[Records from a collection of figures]
▼

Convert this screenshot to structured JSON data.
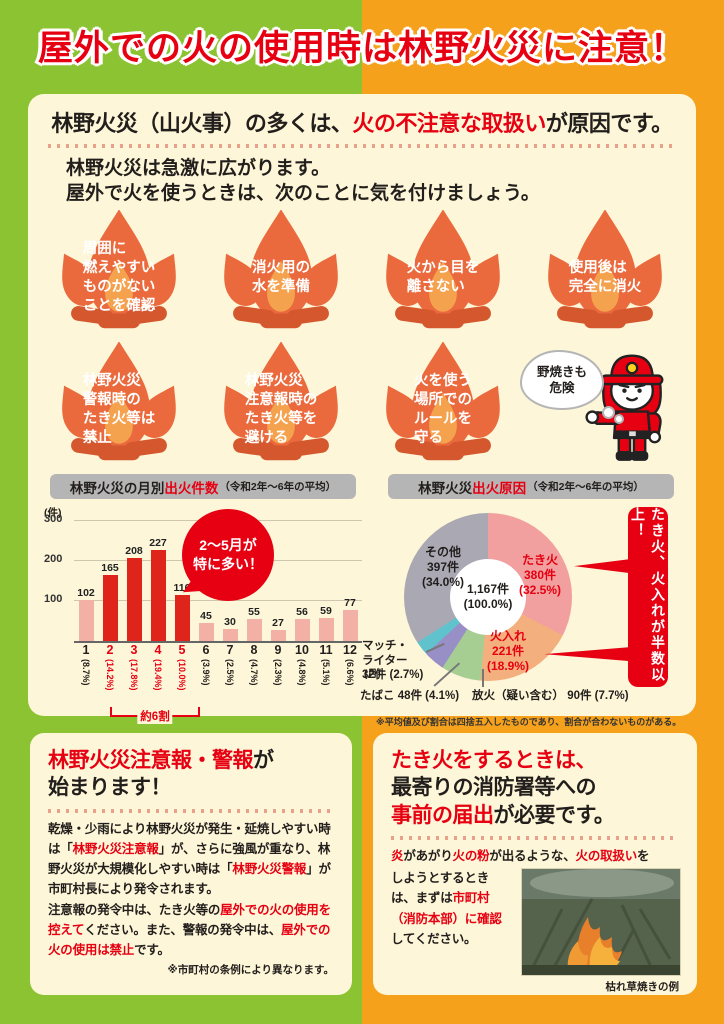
{
  "page": {
    "top_title": "屋外での火の使用時は林野火災に注意！",
    "colors": {
      "green": "#8cc332",
      "orange": "#f5a11c",
      "red": "#e60012",
      "cream": "#fdf6d8"
    }
  },
  "intro": {
    "heading_black1": "林野火災（山火事）の多くは、",
    "heading_red": "火の不注意な取扱い",
    "heading_black2": "が原因です。",
    "lead_line1": "林野火災は急激に広がります。",
    "lead_line2": "屋外で火を使うときは、次のことに気を付けましょう。"
  },
  "precautions": [
    "周囲に\n燃えやすい\nものがない\nことを確認",
    "消火用の\n水を準備",
    "火から目を\n離さない",
    "使用後は\n完全に消火",
    "林野火災\n警報時の\nたき火等は\n禁止",
    "林野火災\n注意報時の\nたき火等を\n避ける",
    "火を使う\n場所での\nルールを\n守る"
  ],
  "character": {
    "speech": "野焼きも\n危険"
  },
  "chart_data": [
    {
      "type": "bar",
      "title_black": "林野火災の月別",
      "title_red": "出火件数",
      "title_small": "（令和2年～6年の平均）",
      "unit_y": "(件)",
      "unit_x": "(月)",
      "categories": [
        "1",
        "2",
        "3",
        "4",
        "5",
        "6",
        "7",
        "8",
        "9",
        "10",
        "11",
        "12"
      ],
      "values": [
        102,
        165,
        208,
        227,
        116,
        45,
        30,
        55,
        27,
        56,
        59,
        77
      ],
      "percents": [
        "(8.7%)",
        "(14.2%)",
        "(17.8%)",
        "(19.4%)",
        "(10.0%)",
        "(3.9%)",
        "(2.5%)",
        "(4.7%)",
        "(2.3%)",
        "(4.8%)",
        "(5.1%)",
        "(6.6%)"
      ],
      "highlight_indices": [
        1,
        2,
        3,
        4
      ],
      "ylim": [
        0,
        300
      ],
      "yticks": [
        100,
        200,
        300
      ],
      "callout": "2～5月が\n特に多い！",
      "bracket_label": "約6割",
      "bar_color": "#df241c",
      "bar_color_light": "#f3b1a6"
    },
    {
      "type": "pie",
      "title_black": "林野火災",
      "title_red": "出火原因",
      "title_small": "（令和2年～6年の平均）",
      "center_line1": "1,167件",
      "center_line2": "(100.0%)",
      "slices": [
        {
          "label": "たき火",
          "count": "380件",
          "pct": "(32.5%)",
          "value": 32.5,
          "color": "#f19f9f"
        },
        {
          "label": "火入れ",
          "count": "221件",
          "pct": "(18.9%)",
          "value": 18.9,
          "color": "#f3af7d"
        },
        {
          "label": "放火（疑い含む）",
          "count": "90件",
          "pct": "(7.7%)",
          "value": 7.7,
          "color": "#a6ce93"
        },
        {
          "label": "たばこ",
          "count": "48件",
          "pct": "(4.1%)",
          "value": 4.1,
          "color": "#988fc6"
        },
        {
          "label": "マッチ・ライター",
          "count": "32件",
          "pct": "(2.7%)",
          "value": 2.7,
          "color": "#5fc2cc"
        },
        {
          "label": "その他",
          "count": "397件",
          "pct": "(34.0%)",
          "value": 34.0,
          "color": "#a9a8b3"
        }
      ],
      "banner": "たき火、火入れが半数以上！",
      "note": "※平均値及び割合は四捨五入したものであり、割合が合わないものがある。"
    }
  ],
  "alerts_panel": {
    "title_red": "林野火災注意報・警報",
    "title_black": "が",
    "title_line2": "始まります！",
    "body_segments": [
      {
        "t": "乾燥・少雨により林野火災が発生・延焼しやすい時は「"
      },
      {
        "t": "林野火災注意報",
        "red": true
      },
      {
        "t": "」が、さらに強風が重なり、林野火災が大規模化しやすい時は「"
      },
      {
        "t": "林野火災警報",
        "red": true
      },
      {
        "t": "」が市町村長により発令されます。\n注意報の発令中は、たき火等の"
      },
      {
        "t": "屋外での火の使用を控えて",
        "red": true
      },
      {
        "t": "ください。また、警報の発令中は、"
      },
      {
        "t": "屋外での火の使用は禁止",
        "red": true
      },
      {
        "t": "です。"
      }
    ],
    "note": "※市町村の条例により異なります。"
  },
  "notify_panel": {
    "title_line1": "たき火をするときは、",
    "title_line2": "最寄りの消防署等への",
    "title_line3_red": "事前の届出",
    "title_line3_black": "が必要です。",
    "body_line1_segments": [
      {
        "t": "炎",
        "red": true
      },
      {
        "t": "があがり"
      },
      {
        "t": "火の粉",
        "red": true
      },
      {
        "t": "が出るような、"
      },
      {
        "t": "火の取扱い",
        "red": true
      },
      {
        "t": "を"
      }
    ],
    "body_rest_segments": [
      {
        "t": "しようとするときは、まずは"
      },
      {
        "t": "市町村（消防本部）に確認",
        "red": true
      },
      {
        "t": "してください。"
      }
    ],
    "photo_caption": "枯れ草焼きの例"
  }
}
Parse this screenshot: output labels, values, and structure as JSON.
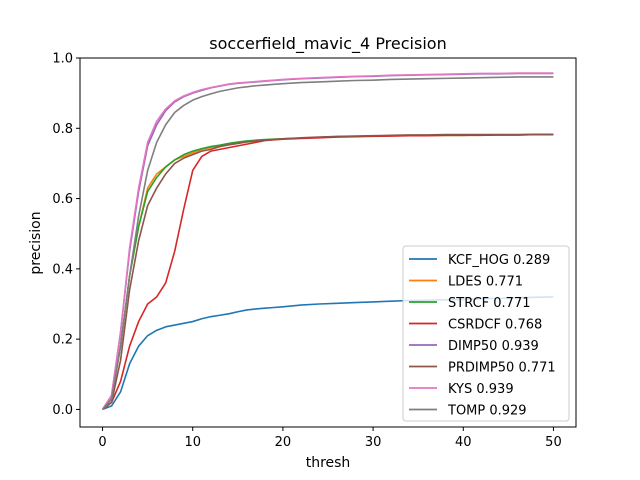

▲

(OBJECTIVE):
Repeat the records above exactly, leaving out any pictures they contain.

(ANSWER TO THIS EXERCISE):
Convert this screenshot to structured JSON data.
{
  "page": {
    "top_title": "屋外での火の使用時は林野火災に注意！",
    "colors": {
      "green": "#8cc332",
      "orange": "#f5a11c",
      "red": "#e60012",
      "cream": "#fdf6d8"
    }
  },
  "intro": {
    "heading_black1": "林野火災（山火事）の多くは、",
    "heading_red": "火の不注意な取扱い",
    "heading_black2": "が原因です。",
    "lead_line1": "林野火災は急激に広がります。",
    "lead_line2": "屋外で火を使うときは、次のことに気を付けましょう。"
  },
  "precautions": [
    "周囲に\n燃えやすい\nものがない\nことを確認",
    "消火用の\n水を準備",
    "火から目を\n離さない",
    "使用後は\n完全に消火",
    "林野火災\n警報時の\nたき火等は\n禁止",
    "林野火災\n注意報時の\nたき火等を\n避ける",
    "火を使う\n場所での\nルールを\n守る"
  ],
  "character": {
    "speech": "野焼きも\n危険"
  },
  "chart_data": [
    {
      "type": "bar",
      "title_black": "林野火災の月別",
      "title_red": "出火件数",
      "title_small": "（令和2年～6年の平均）",
      "unit_y": "(件)",
      "unit_x": "(月)",
      "categories": [
        "1",
        "2",
        "3",
        "4",
        "5",
        "6",
        "7",
        "8",
        "9",
        "10",
        "11",
        "12"
      ],
      "values": [
        102,
        165,
        208,
        227,
        116,
        45,
        30,
        55,
        27,
        56,
        59,
        77
      ],
      "percents": [
        "(8.7%)",
        "(14.2%)",
        "(17.8%)",
        "(19.4%)",
        "(10.0%)",
        "(3.9%)",
        "(2.5%)",
        "(4.7%)",
        "(2.3%)",
        "(4.8%)",
        "(5.1%)",
        "(6.6%)"
      ],
      "highlight_indices": [
        1,
        2,
        3,
        4
      ],
      "ylim": [
        0,
        300
      ],
      "yticks": [
        100,
        200,
        300
      ],
      "callout": "2～5月が\n特に多い！",
      "bracket_label": "約6割",
      "bar_color": "#df241c",
      "bar_color_light": "#f3b1a6"
    },
    {
      "type": "pie",
      "title_black": "林野火災",
      "title_red": "出火原因",
      "title_small": "（令和2年～6年の平均）",
      "center_line1": "1,167件",
      "center_line2": "(100.0%)",
      "slices": [
        {
          "label": "たき火",
          "count": "380件",
          "pct": "(32.5%)",
          "value": 32.5,
          "color": "#f19f9f"
        },
        {
          "label": "火入れ",
          "count": "221件",
          "pct": "(18.9%)",
          "value": 18.9,
          "color": "#f3af7d"
        },
        {
          "label": "放火（疑い含む）",
          "count": "90件",
          "pct": "(7.7%)",
          "value": 7.7,
          "color": "#a6ce93"
        },
        {
          "label": "たばこ",
          "count": "48件",
          "pct": "(4.1%)",
          "value": 4.1,
          "color": "#988fc6"
        },
        {
          "label": "マッチ・ライター",
          "count": "32件",
          "pct": "(2.7%)",
          "value": 2.7,
          "color": "#5fc2cc"
        },
        {
          "label": "その他",
          "count": "397件",
          "pct": "(34.0%)",
          "value": 34.0,
          "color": "#a9a8b3"
        }
      ],
      "banner": "たき火、火入れが半数以上！",
      "note": "※平均値及び割合は四捨五入したものであり、割合が合わないものがある。"
    }
  ],
  "alerts_panel": {
    "title_red": "林野火災注意報・警報",
    "title_black": "が",
    "title_line2": "始まります！",
    "body_segments": [
      {
        "t": "乾燥・少雨により林野火災が発生・延焼しやすい時は「"
      },
      {
        "t": "林野火災注意報",
        "red": true
      },
      {
        "t": "」が、さらに強風が重なり、林野火災が大規模化しやすい時は「"
      },
      {
        "t": "林野火災警報",
        "red": true
      },
      {
        "t": "」が市町村長により発令されます。\n注意報の発令中は、たき火等の"
      },
      {
        "t": "屋外での火の使用を控えて",
        "red": true
      },
      {
        "t": "ください。また、警報の発令中は、"
      },
      {
        "t": "屋外での火の使用は禁止",
        "red": true
      },
      {
        "t": "です。"
      }
    ],
    "note": "※市町村の条例により異なります。"
  },
  "notify_panel": {
    "title_line1": "たき火をするときは、",
    "title_line2": "最寄りの消防署等への",
    "title_line3_red": "事前の届出",
    "title_line3_black": "が必要です。",
    "body_line1_segments": [
      {
        "t": "炎",
        "red": true
      },
      {
        "t": "があがり"
      },
      {
        "t": "火の粉",
        "red": true
      },
      {
        "t": "が出るような、"
      },
      {
        "t": "火の取扱い",
        "red": true
      },
      {
        "t": "を"
      }
    ],
    "body_rest_segments": [
      {
        "t": "しようとするときは、まずは"
      },
      {
        "t": "市町村（消防本部）に確認",
        "red": true
      },
      {
        "t": "してください。"
      }
    ],
    "photo_caption": "枯れ草焼きの例"
  }
}
Parse this screenshot: output labels, values, and structure as JSON.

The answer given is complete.